| Direction |
Continue the blog post below about struggling to get hooked on TV shows, starting right after its final sentence.

| Text excerpt |

------------------------------------------------

So - I can't seem to remember to watch my shows in real time anymore. I'm considering various reasons and while I do think the easy availability of downloads does contribute significantly to this, I also think that I am ignoring a very key issue about me and TV: I need a well-warmed show in order to really go nutzo. These things take time -- not so much a timed investment from me, but from the show to hit its stride and most just won't do that until they are in their second season (with many, many notable exceptions such as Deadwood). Wait - let me qualify that - I need them to hit their Liz-Stride, which is something that I can say quite honestly, is a very personal thing in that they've had to have done that one thing that will *guarantee* I am hooked.
Because I have a hard time getting into a show starting at the Pilot. I tried watching "The Magnificent Seven" pilot a few weeks ago and I just... I could not concentrate - I didn't care and really the only thing I remember at all is that Marita looked really pretty. Except she wasn't Marita here, or Fraser's PT. She was someone who was unlikely pretty running a newspaper. In the Old West. I fell asleep.

------------------------------------------------

| Recorded information |
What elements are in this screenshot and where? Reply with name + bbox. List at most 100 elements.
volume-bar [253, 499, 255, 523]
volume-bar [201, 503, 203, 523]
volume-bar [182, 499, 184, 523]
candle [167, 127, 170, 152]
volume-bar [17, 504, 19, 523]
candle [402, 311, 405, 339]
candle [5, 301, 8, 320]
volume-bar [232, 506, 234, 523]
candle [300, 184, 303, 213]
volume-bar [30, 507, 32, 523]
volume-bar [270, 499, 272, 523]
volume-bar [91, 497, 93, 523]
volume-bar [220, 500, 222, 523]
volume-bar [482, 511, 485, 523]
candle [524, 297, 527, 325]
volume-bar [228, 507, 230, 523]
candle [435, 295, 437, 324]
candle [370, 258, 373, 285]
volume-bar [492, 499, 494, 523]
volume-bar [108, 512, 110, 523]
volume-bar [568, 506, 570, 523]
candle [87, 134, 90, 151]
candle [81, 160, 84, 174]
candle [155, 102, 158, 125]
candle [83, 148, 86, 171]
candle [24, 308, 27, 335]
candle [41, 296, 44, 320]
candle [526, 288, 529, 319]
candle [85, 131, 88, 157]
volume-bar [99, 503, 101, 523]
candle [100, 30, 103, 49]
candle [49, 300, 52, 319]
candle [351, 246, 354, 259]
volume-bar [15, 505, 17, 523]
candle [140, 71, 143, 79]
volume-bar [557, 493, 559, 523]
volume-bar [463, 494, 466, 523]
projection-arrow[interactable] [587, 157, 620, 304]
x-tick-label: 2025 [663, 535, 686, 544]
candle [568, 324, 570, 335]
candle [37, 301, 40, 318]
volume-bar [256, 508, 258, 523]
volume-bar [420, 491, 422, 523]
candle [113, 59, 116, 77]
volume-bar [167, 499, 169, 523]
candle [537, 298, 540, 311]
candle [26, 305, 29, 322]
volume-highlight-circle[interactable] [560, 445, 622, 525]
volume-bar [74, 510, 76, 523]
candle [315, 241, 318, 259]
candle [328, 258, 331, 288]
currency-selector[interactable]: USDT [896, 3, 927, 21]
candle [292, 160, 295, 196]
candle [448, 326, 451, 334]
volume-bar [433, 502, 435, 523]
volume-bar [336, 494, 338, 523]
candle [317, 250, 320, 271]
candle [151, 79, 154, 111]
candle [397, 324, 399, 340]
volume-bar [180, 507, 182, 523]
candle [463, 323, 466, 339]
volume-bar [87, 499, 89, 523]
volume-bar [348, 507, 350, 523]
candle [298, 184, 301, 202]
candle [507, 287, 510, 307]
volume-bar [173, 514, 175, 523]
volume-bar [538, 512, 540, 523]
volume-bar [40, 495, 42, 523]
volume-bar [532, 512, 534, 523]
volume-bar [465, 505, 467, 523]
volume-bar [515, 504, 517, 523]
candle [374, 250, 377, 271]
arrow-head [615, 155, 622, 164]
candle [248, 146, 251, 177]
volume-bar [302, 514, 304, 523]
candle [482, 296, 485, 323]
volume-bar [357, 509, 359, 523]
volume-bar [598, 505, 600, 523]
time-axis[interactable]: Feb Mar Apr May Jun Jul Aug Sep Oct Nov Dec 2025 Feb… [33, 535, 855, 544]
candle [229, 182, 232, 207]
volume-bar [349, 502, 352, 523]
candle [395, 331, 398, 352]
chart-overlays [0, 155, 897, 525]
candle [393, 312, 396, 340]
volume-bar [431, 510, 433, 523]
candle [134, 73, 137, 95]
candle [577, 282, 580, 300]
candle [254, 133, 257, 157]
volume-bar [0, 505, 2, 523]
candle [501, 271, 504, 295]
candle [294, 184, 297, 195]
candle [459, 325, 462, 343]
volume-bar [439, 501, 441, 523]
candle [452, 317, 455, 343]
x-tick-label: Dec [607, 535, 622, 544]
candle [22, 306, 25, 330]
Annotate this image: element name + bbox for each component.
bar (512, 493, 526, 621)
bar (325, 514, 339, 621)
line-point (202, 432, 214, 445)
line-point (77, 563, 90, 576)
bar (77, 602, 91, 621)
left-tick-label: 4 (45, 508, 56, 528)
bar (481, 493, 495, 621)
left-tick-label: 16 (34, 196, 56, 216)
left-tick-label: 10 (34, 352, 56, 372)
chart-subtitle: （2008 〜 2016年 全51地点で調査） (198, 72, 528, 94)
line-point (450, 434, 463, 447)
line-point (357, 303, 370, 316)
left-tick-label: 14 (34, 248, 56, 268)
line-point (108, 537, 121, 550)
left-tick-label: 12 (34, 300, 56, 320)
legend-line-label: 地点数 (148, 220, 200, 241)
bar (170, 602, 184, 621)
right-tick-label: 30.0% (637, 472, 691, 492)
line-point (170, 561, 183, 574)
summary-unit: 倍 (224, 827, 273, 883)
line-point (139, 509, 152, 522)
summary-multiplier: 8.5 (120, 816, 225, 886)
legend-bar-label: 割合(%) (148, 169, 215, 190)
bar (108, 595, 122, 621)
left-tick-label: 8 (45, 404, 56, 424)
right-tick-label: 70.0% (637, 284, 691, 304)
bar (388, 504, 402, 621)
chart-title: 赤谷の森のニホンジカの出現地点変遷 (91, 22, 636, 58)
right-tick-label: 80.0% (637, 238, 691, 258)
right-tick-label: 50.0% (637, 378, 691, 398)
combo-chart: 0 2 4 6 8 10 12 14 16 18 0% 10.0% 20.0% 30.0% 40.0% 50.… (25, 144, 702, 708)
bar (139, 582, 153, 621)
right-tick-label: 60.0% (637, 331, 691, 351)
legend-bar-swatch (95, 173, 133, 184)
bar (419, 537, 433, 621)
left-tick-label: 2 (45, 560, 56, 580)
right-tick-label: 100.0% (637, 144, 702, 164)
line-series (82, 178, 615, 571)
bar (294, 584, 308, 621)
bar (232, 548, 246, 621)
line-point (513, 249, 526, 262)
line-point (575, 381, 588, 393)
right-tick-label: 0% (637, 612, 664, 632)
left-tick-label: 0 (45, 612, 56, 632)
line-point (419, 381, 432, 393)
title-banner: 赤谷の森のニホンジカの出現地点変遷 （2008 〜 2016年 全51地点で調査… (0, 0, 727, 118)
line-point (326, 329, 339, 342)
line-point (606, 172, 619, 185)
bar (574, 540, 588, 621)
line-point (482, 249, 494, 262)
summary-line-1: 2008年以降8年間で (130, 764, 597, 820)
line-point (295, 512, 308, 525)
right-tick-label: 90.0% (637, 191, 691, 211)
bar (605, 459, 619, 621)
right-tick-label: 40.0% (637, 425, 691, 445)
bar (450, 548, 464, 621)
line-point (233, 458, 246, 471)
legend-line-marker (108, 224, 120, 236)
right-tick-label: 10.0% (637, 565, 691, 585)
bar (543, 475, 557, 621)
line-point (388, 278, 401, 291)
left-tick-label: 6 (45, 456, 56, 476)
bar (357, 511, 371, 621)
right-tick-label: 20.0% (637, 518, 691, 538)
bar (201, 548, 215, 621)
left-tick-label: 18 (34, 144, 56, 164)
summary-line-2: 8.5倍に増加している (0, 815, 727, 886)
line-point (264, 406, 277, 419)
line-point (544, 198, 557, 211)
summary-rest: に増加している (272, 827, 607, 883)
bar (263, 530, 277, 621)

------------------------------------------------

| Final answer |
But this does not mean I won't really enjoy the show. I just... I am not going to enjoy the Pilot unless it is in retrospect. I don't know these people, they do not know each other, no one is experiencing anything too relevatory so where is there anything for me to latch onto? Premises will only take me so far and after that I am gonna need some death or pain or A Shining Personal Moment or boy kissage.
And this might explain the speed that Deadwood grabbed me because once we were past the pilot, the race was on and I was hooked. Shit went down fast and I got attached to Jane, and Al scared us both. Then it was "Reconnoitering the Rim" and "Here Was a Man" and I was well and utterly taken. But until a scene at the end of the pilot, I was kinda just marking time waiting for something to happen.
Take SGA -- it took me *forever* to watch the pilot, which is, granted, reeeeaally long and actually quite an exciting ep, but I just... I warm up to characters extremely quickly, but I don't warm up to them in introductory moments. I warm up to them when we hit the Big Character Developing stuff. Like - if I had *started* watching Atlantis at "The Defiant One" and *then* had that huge character investment, "The Rising" would have been a different story. Right now? I can watch the pilot with all of my attention, but is is because I care about the crew, and before - I just didn't.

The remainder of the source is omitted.